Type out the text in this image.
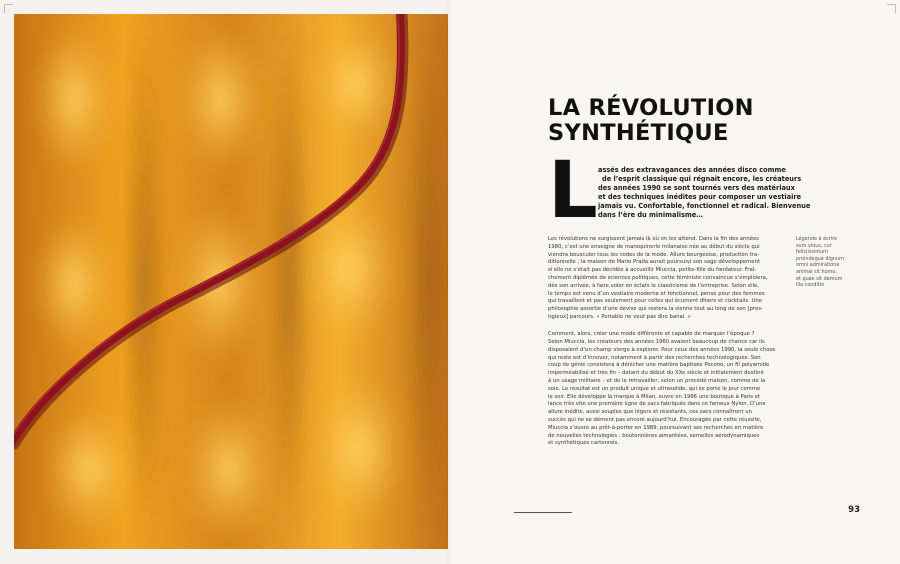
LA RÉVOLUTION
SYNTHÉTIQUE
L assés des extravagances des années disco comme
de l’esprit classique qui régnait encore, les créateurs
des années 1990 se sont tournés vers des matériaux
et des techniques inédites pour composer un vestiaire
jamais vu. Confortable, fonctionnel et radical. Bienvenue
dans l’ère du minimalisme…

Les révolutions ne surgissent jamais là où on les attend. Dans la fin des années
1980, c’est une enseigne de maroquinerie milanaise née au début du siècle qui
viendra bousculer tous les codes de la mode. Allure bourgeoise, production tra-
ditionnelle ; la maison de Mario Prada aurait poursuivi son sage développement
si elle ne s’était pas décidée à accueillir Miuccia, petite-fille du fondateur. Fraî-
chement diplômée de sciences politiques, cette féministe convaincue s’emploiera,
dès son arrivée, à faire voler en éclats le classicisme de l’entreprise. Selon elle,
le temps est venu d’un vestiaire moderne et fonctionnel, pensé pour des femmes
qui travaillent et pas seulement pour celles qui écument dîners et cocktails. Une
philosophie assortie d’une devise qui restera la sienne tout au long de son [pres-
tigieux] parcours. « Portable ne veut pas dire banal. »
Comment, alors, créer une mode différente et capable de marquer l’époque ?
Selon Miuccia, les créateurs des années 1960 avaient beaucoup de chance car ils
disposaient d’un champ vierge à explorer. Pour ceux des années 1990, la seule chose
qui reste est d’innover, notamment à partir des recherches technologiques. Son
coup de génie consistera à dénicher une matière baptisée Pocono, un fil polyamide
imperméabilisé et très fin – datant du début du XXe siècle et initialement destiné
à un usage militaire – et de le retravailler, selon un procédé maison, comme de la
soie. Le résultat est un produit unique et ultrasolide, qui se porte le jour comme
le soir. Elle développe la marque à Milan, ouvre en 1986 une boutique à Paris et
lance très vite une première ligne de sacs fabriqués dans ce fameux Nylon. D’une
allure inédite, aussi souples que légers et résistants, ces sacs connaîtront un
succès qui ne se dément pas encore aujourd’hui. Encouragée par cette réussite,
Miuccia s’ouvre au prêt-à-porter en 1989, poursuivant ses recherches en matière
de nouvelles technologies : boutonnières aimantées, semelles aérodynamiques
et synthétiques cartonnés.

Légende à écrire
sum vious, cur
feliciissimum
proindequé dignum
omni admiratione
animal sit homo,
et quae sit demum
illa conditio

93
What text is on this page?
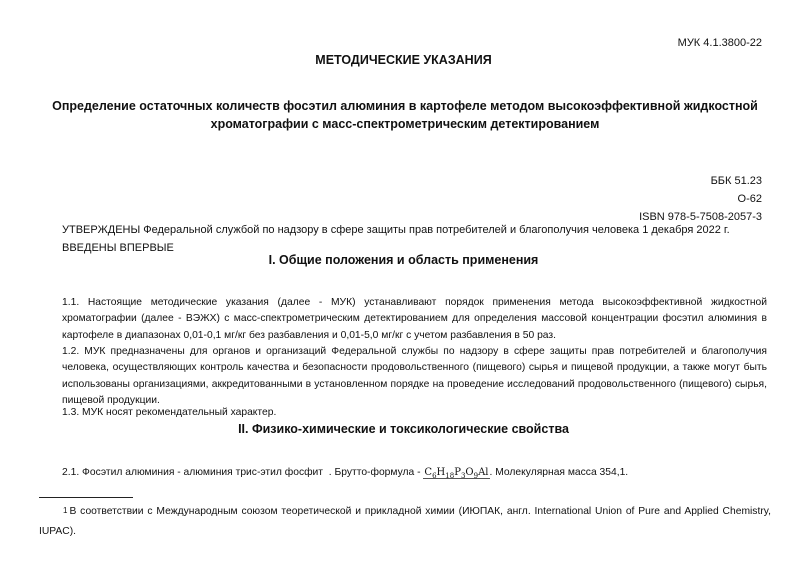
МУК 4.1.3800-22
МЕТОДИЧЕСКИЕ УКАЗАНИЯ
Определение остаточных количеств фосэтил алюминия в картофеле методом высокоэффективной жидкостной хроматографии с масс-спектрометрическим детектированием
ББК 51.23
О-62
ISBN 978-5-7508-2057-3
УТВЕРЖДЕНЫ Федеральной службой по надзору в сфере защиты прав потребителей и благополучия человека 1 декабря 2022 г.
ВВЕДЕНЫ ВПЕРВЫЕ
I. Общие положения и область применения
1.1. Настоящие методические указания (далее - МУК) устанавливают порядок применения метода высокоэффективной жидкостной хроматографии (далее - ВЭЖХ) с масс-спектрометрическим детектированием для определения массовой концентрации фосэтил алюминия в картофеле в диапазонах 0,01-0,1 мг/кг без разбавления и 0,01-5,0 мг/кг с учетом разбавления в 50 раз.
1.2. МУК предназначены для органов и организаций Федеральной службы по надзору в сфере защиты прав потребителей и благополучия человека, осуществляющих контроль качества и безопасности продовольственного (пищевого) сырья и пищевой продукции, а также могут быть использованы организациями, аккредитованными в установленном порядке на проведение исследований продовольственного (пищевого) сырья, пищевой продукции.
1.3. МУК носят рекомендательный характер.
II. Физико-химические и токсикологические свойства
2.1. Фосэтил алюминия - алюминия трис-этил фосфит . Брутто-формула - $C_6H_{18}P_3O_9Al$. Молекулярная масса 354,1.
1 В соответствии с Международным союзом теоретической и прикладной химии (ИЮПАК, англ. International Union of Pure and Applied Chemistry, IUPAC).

========

Task statement:
Find each line holding the word "сфере" and copy it.

Answer to the exercise:
УТВЕРЖДЕНЫ Федеральной службой по надзору в сфере защиты прав потребителей и благополучия человека 1 декабря 2022 г.
1.2. МУК предназначены для органов и организаций Федеральной службы по надзору в сфере защиты прав потребителей и благополучия человека, осуществляющих контроль качества и безопасности продовольственного (пищевого) сырья и пищевой продукции, а также могут быть использованы организациями, аккредитованными в установленном порядке на проведение исследований продовольственного (пищевого) сырья, пищевой продукции.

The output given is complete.